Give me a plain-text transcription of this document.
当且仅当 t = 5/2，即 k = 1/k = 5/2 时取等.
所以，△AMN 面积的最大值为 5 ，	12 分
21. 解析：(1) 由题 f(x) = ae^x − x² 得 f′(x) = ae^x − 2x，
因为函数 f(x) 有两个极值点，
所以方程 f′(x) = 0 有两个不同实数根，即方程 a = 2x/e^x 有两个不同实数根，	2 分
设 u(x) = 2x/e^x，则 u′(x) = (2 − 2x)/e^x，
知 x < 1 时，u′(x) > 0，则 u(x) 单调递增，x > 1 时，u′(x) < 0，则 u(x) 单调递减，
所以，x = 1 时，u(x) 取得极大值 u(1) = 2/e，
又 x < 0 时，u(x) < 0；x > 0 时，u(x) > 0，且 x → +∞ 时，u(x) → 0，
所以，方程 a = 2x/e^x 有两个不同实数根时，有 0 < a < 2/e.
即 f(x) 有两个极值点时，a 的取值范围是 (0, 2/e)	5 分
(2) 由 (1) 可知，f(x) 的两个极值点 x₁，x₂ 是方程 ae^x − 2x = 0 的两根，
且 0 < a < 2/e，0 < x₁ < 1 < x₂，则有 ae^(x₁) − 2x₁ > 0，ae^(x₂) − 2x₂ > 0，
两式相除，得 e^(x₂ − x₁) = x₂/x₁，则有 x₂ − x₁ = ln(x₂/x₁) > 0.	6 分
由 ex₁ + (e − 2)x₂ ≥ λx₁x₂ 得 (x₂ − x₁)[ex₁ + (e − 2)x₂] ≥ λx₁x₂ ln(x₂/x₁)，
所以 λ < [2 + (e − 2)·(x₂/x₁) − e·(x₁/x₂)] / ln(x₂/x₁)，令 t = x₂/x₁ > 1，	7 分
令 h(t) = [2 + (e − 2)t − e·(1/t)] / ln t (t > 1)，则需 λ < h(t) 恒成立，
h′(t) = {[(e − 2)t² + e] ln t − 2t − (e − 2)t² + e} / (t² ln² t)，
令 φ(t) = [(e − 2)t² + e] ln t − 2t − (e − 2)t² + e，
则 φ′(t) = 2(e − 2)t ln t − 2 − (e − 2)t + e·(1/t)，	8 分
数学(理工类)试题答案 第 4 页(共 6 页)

________________

** STATED TASK **
Retype the data exactly as given.

** ANSWER IN FULL **
Give me a plain-text transcription of this document.
当且仅当 t = 5/2，即 k = 1/k = 5/2 时取等.
所以，△AMN 面积的最大值为 5 ，	12 分
21. 解析：(1) 由题 f(x) = ae^x − x² 得 f′(x) = ae^x − 2x，
因为函数 f(x) 有两个极值点，
所以方程 f′(x) = 0 有两个不同实数根，即方程 a = 2x/e^x 有两个不同实数根，	2 分
设 u(x) = 2x/e^x，则 u′(x) = (2 − 2x)/e^x，
知 x < 1 时，u′(x) > 0，则 u(x) 单调递增，x > 1 时，u′(x) < 0，则 u(x) 单调递减，
所以，x = 1 时，u(x) 取得极大值 u(1) = 2/e，
又 x < 0 时，u(x) < 0；x > 0 时，u(x) > 0，且 x → +∞ 时，u(x) → 0，
所以，方程 a = 2x/e^x 有两个不同实数根时，有 0 < a < 2/e.
即 f(x) 有两个极值点时，a 的取值范围是 (0, 2/e)	5 分
(2) 由 (1) 可知，f(x) 的两个极值点 x₁，x₂ 是方程 ae^x − 2x = 0 的两根，
且 0 < a < 2/e，0 < x₁ < 1 < x₂，则有 ae^(x₁) − 2x₁ > 0，ae^(x₂) − 2x₂ > 0，
两式相除，得 e^(x₂ − x₁) = x₂/x₁，则有 x₂ − x₁ = ln(x₂/x₁) > 0.	6 分
由 ex₁ + (e − 2)x₂ ≥ λx₁x₂ 得 (x₂ − x₁)[ex₁ + (e − 2)x₂] ≥ λx₁x₂ ln(x₂/x₁)，
所以 λ < [2 + (e − 2)·(x₂/x₁) − e·(x₁/x₂)] / ln(x₂/x₁)，令 t = x₂/x₁ > 1，	7 分
令 h(t) = [2 + (e − 2)t − e·(1/t)] / ln t (t > 1)，则需 λ < h(t) 恒成立，
h′(t) = {[(e − 2)t² + e] ln t − 2t − (e − 2)t² + e} / (t² ln² t)，
令 φ(t) = [(e − 2)t² + e] ln t − 2t − (e − 2)t² + e，
则 φ′(t) = 2(e − 2)t ln t − 2 − (e − 2)t + e·(1/t)，	8 分
数学(理工类)试题答案 第 4 页(共 6 页)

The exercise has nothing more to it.